Rows:
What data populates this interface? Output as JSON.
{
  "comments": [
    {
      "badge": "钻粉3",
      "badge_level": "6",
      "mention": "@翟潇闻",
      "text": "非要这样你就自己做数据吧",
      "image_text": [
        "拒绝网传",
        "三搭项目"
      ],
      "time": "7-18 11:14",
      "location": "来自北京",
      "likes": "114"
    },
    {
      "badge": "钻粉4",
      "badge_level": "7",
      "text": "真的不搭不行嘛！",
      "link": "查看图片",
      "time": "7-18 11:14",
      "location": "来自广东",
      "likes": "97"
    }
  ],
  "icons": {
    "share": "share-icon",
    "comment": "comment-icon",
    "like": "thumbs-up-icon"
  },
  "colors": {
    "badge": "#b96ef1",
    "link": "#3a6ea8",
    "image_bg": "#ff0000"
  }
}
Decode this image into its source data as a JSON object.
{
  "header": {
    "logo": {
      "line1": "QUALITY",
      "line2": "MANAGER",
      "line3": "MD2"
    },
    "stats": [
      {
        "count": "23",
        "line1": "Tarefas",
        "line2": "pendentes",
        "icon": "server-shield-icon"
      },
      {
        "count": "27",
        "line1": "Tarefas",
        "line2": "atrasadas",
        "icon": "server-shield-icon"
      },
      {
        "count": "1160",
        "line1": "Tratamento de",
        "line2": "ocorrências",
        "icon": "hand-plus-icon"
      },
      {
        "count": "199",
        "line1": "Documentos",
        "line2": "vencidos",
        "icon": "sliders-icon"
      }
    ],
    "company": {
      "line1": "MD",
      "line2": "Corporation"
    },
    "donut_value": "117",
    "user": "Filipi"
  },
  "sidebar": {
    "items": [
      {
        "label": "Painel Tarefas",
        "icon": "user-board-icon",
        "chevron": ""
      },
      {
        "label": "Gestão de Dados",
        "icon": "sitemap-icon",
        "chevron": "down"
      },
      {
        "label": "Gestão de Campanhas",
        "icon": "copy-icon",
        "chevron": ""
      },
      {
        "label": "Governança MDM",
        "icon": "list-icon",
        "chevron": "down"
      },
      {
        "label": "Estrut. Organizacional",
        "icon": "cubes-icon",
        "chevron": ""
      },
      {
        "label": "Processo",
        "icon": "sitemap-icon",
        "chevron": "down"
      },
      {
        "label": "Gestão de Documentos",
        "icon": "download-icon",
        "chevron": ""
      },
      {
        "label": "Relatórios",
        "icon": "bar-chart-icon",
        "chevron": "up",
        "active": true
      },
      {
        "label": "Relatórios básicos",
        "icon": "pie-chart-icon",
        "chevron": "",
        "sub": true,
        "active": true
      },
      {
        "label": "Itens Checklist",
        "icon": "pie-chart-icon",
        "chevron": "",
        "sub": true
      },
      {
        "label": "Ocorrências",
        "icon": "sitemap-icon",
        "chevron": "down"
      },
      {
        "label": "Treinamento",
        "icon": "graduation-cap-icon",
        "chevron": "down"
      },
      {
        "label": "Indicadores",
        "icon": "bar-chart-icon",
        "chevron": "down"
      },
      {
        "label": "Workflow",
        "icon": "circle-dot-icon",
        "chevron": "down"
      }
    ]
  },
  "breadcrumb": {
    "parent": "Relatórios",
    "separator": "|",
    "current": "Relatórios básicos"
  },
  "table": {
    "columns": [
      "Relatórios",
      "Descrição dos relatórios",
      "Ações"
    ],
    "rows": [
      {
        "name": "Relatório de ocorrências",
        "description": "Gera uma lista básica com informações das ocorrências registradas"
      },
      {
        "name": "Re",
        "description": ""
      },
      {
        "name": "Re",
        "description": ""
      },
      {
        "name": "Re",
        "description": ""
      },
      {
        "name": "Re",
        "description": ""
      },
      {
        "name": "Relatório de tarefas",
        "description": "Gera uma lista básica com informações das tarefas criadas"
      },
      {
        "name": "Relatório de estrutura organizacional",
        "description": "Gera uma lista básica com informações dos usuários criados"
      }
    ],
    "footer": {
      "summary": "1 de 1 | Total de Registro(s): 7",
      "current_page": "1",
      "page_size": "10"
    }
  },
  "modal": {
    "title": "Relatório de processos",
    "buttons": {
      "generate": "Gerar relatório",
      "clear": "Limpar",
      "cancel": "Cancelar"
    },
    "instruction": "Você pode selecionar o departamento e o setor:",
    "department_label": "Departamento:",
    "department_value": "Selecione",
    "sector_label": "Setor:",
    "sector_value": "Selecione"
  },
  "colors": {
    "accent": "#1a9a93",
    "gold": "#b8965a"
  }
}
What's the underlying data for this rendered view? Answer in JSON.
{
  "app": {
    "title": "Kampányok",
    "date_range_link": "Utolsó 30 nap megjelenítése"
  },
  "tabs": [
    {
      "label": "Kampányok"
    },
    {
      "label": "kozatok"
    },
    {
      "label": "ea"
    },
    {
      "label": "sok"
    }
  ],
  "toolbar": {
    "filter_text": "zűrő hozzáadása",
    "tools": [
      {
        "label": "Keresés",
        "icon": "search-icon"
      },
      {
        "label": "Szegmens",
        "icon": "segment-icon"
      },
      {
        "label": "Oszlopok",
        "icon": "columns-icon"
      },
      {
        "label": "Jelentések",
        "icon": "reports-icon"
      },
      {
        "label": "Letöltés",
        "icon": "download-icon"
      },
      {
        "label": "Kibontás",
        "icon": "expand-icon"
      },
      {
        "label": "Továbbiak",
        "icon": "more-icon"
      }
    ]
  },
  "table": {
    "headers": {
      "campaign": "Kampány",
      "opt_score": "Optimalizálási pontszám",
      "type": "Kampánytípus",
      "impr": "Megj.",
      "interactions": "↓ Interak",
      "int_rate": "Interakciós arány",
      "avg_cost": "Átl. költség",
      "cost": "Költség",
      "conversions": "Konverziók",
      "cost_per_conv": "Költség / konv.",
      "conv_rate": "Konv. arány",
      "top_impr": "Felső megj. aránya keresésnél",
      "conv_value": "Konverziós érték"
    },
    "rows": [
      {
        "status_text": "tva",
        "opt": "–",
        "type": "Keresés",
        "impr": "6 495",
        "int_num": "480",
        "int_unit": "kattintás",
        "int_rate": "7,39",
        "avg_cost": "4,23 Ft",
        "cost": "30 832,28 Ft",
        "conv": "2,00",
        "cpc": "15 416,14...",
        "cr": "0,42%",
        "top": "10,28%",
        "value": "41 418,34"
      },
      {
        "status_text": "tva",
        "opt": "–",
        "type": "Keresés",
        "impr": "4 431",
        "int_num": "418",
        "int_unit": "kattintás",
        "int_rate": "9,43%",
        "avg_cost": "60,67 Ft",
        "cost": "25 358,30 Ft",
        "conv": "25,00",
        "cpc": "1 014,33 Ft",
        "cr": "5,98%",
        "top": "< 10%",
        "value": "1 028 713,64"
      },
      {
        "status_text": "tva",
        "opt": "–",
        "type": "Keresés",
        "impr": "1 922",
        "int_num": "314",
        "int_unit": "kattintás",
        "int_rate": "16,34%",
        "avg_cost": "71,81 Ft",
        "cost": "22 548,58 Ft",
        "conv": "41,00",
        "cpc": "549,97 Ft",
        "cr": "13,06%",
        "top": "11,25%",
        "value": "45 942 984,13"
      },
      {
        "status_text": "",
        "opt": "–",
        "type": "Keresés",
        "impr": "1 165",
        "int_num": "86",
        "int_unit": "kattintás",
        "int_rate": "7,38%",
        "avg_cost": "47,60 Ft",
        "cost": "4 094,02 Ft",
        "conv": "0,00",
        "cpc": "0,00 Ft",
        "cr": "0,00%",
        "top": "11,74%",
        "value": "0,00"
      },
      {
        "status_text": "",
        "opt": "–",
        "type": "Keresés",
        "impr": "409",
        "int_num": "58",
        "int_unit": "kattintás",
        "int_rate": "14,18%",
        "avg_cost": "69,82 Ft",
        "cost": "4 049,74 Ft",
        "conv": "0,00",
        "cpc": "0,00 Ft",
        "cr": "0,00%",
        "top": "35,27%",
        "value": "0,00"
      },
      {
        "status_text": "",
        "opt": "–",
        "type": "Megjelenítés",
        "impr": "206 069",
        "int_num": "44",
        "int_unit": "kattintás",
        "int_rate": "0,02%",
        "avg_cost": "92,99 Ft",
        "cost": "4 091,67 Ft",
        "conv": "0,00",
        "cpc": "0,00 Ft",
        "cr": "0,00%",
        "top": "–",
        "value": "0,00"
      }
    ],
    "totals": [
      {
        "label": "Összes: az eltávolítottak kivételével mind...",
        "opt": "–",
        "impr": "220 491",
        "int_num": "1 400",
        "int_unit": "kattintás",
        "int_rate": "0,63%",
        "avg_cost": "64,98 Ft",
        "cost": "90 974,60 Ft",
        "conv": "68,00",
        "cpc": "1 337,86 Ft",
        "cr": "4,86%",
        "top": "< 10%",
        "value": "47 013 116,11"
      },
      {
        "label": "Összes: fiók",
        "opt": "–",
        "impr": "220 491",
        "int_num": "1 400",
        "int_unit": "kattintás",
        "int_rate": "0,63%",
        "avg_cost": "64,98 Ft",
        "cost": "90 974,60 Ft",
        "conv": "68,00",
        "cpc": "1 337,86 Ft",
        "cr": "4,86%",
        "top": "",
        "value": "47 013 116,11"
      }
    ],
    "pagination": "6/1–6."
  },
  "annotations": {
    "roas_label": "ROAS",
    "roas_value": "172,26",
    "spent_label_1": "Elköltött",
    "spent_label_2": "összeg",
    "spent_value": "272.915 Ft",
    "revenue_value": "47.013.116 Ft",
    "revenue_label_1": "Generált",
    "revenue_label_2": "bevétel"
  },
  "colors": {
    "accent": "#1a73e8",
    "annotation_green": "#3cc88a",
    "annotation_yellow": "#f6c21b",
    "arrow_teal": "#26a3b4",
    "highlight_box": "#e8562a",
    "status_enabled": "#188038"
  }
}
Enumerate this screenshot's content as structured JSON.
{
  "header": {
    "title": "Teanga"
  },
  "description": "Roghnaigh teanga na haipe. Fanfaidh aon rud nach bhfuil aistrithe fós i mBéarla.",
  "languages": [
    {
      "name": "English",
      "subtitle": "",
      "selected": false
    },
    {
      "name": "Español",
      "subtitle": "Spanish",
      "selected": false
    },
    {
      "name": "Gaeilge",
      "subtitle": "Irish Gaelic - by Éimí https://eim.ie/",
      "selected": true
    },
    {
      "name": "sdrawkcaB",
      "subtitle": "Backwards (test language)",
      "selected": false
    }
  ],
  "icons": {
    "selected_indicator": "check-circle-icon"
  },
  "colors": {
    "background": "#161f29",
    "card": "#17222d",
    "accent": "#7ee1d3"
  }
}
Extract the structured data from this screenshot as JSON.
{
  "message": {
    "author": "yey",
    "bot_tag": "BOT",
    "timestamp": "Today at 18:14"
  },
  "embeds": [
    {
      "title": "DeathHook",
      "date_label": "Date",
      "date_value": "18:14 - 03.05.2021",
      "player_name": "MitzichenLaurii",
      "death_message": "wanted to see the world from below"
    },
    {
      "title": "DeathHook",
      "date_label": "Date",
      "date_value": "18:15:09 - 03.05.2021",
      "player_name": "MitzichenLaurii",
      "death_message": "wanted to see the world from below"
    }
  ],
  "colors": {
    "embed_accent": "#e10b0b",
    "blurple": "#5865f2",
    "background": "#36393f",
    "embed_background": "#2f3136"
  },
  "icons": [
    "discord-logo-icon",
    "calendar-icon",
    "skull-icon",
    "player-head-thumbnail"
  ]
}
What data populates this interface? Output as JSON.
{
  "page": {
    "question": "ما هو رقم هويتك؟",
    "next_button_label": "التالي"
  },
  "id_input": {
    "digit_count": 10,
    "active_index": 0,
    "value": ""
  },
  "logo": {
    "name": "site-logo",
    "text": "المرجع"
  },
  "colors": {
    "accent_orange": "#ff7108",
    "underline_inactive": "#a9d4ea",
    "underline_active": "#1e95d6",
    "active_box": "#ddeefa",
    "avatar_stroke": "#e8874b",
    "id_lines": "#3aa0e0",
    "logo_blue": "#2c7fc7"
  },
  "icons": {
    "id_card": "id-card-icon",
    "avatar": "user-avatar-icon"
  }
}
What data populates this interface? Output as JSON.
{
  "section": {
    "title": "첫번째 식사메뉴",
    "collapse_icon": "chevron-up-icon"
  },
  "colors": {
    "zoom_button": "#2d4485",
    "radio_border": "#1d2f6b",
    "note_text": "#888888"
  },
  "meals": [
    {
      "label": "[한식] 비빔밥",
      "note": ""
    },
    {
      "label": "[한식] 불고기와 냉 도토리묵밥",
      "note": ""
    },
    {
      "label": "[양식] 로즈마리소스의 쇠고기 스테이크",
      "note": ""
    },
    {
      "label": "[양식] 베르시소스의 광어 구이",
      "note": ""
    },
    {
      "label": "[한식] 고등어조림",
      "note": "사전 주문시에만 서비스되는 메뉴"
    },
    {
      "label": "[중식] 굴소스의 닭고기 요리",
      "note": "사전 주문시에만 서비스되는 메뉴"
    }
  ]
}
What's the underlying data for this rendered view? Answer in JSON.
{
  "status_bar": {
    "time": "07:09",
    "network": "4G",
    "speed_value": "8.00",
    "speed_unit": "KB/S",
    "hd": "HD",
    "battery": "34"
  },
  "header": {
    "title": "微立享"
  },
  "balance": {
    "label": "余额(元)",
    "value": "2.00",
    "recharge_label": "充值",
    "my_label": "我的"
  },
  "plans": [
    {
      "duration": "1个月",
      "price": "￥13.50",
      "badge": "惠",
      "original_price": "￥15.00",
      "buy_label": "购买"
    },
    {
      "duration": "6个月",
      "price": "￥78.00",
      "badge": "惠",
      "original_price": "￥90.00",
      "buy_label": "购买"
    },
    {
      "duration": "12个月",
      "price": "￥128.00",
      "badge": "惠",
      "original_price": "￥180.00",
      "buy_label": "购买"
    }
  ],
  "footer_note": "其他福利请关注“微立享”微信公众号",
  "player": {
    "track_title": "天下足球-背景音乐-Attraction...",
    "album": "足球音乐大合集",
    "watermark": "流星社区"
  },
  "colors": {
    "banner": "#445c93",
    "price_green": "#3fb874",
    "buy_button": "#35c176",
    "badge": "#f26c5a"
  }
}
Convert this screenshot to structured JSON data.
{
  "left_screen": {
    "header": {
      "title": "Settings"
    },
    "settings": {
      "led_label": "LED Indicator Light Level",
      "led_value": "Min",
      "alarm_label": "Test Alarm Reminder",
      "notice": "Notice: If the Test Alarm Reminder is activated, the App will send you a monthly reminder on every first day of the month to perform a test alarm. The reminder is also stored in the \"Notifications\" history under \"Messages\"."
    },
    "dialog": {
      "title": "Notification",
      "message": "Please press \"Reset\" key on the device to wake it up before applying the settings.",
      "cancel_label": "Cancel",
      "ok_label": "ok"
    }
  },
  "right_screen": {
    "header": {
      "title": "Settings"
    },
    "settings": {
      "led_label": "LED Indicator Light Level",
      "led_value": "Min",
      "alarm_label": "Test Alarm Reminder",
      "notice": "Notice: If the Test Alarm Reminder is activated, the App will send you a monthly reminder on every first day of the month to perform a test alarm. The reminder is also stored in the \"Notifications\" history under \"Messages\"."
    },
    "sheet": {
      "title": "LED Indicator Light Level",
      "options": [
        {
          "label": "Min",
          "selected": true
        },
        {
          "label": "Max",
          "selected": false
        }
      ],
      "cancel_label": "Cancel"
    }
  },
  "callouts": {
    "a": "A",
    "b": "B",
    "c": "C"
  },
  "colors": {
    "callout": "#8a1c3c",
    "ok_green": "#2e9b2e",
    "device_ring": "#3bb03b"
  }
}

Instructions to follow: Which lines contain the word "lista"? Copy each of them.

Correct response:
        "description": "Gera uma lista básica com informações das ocorrências registradas"
        "description": "Gera uma lista básica com informações das tarefas criadas"
        "description": "Gera uma lista básica com informações dos usuários criados"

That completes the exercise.